### Task
Output all of the records exactly as written.

### Data entries for graphics
▽
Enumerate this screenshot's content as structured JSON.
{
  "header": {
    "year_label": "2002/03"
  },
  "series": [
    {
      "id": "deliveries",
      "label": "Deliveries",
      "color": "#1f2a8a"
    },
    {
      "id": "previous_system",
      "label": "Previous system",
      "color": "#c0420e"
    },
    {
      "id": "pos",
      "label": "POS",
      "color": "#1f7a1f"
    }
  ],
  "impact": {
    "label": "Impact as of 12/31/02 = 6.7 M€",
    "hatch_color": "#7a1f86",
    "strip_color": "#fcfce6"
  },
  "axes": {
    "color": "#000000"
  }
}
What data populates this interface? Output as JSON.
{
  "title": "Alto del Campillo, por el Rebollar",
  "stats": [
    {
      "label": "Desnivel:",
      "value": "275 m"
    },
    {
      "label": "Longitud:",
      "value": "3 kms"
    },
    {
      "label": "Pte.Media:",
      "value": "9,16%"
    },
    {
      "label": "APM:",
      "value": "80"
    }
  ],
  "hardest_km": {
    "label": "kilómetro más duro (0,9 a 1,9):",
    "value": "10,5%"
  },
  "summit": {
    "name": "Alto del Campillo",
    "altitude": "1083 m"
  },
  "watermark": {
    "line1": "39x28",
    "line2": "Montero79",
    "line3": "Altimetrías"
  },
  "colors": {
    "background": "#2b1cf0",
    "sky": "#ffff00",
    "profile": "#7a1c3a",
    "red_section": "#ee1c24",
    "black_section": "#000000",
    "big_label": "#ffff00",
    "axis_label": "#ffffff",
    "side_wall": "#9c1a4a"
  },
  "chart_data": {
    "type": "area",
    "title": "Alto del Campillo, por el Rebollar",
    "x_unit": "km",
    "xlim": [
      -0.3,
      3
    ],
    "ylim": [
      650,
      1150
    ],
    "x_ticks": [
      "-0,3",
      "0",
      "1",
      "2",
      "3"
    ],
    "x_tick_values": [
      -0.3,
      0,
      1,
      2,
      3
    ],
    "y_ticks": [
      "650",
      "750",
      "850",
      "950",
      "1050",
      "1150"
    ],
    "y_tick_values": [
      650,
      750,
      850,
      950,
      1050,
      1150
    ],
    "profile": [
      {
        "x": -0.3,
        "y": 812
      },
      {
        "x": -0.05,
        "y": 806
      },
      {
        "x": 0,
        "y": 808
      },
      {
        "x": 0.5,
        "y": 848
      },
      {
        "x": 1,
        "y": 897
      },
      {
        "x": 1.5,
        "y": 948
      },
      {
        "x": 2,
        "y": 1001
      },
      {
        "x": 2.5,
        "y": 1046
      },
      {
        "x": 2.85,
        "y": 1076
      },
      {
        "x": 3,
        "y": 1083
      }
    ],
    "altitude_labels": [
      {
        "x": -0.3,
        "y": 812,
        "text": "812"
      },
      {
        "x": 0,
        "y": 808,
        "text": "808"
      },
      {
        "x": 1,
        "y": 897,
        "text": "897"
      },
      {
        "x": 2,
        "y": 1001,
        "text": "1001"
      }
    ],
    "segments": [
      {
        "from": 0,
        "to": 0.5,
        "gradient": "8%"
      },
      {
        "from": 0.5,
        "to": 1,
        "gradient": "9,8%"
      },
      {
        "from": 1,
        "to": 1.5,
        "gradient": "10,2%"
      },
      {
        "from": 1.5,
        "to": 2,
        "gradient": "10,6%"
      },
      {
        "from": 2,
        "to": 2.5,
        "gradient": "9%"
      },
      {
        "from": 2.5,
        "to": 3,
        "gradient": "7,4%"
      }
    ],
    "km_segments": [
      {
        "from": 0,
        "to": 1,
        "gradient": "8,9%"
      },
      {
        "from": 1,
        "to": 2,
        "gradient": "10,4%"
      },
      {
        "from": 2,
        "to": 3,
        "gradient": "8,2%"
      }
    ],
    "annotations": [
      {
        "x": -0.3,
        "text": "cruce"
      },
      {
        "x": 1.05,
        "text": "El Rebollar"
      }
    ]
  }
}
△
### Answer to the problem
Enumerate this screenshot's content as structured JSON.
{
  "header": {
    "year_label": "2002/03"
  },
  "series": [
    {
      "id": "deliveries",
      "label": "Deliveries",
      "color": "#1f2a8a"
    },
    {
      "id": "previous_system",
      "label": "Previous system",
      "color": "#c0420e"
    },
    {
      "id": "pos",
      "label": "POS",
      "color": "#1f7a1f"
    }
  ],
  "impact": {
    "label": "Impact as of 12/31/02 = 6.7 M€",
    "hatch_color": "#7a1f86",
    "strip_color": "#fcfce6"
  },
  "axes": {
    "color": "#000000"
  }
}
What data populates this interface? Output as JSON.
{
  "title": "Alto del Campillo, por el Rebollar",
  "stats": [
    {
      "label": "Desnivel:",
      "value": "275 m"
    },
    {
      "label": "Longitud:",
      "value": "3 kms"
    },
    {
      "label": "Pte.Media:",
      "value": "9,16%"
    },
    {
      "label": "APM:",
      "value": "80"
    }
  ],
  "hardest_km": {
    "label": "kilómetro más duro (0,9 a 1,9):",
    "value": "10,5%"
  },
  "summit": {
    "name": "Alto del Campillo",
    "altitude": "1083 m"
  },
  "watermark": {
    "line1": "39x28",
    "line2": "Montero79",
    "line3": "Altimetrías"
  },
  "colors": {
    "background": "#2b1cf0",
    "sky": "#ffff00",
    "profile": "#7a1c3a",
    "red_section": "#ee1c24",
    "black_section": "#000000",
    "big_label": "#ffff00",
    "axis_label": "#ffffff",
    "side_wall": "#9c1a4a"
  },
  "chart_data": {
    "type": "area",
    "title": "Alto del Campillo, por el Rebollar",
    "x_unit": "km",
    "xlim": [
      -0.3,
      3
    ],
    "ylim": [
      650,
      1150
    ],
    "x_ticks": [
      "-0,3",
      "0",
      "1",
      "2",
      "3"
    ],
    "x_tick_values": [
      -0.3,
      0,
      1,
      2,
      3
    ],
    "y_ticks": [
      "650",
      "750",
      "850",
      "950",
      "1050",
      "1150"
    ],
    "y_tick_values": [
      650,
      750,
      850,
      950,
      1050,
      1150
    ],
    "profile": [
      {
        "x": -0.3,
        "y": 812
      },
      {
        "x": -0.05,
        "y": 806
      },
      {
        "x": 0,
        "y": 808
      },
      {
        "x": 0.5,
        "y": 848
      },
      {
        "x": 1,
        "y": 897
      },
      {
        "x": 1.5,
        "y": 948
      },
      {
        "x": 2,
        "y": 1001
      },
      {
        "x": 2.5,
        "y": 1046
      },
      {
        "x": 2.85,
        "y": 1076
      },
      {
        "x": 3,
        "y": 1083
      }
    ],
    "altitude_labels": [
      {
        "x": -0.3,
        "y": 812,
        "text": "812"
      },
      {
        "x": 0,
        "y": 808,
        "text": "808"
      },
      {
        "x": 1,
        "y": 897,
        "text": "897"
      },
      {
        "x": 2,
        "y": 1001,
        "text": "1001"
      }
    ],
    "segments": [
      {
        "from": 0,
        "to": 0.5,
        "gradient": "8%"
      },
      {
        "from": 0.5,
        "to": 1,
        "gradient": "9,8%"
      },
      {
        "from": 1,
        "to": 1.5,
        "gradient": "10,2%"
      },
      {
        "from": 1.5,
        "to": 2,
        "gradient": "10,6%"
      },
      {
        "from": 2,
        "to": 2.5,
        "gradient": "9%"
      },
      {
        "from": 2.5,
        "to": 3,
        "gradient": "7,4%"
      }
    ],
    "km_segments": [
      {
        "from": 0,
        "to": 1,
        "gradient": "8,9%"
      },
      {
        "from": 1,
        "to": 2,
        "gradient": "10,4%"
      },
      {
        "from": 2,
        "to": 3,
        "gradient": "8,2%"
      }
    ],
    "annotations": [
      {
        "x": -0.3,
        "text": "cruce"
      },
      {
        "x": 1.05,
        "text": "El Rebollar"
      }
    ]
  }
}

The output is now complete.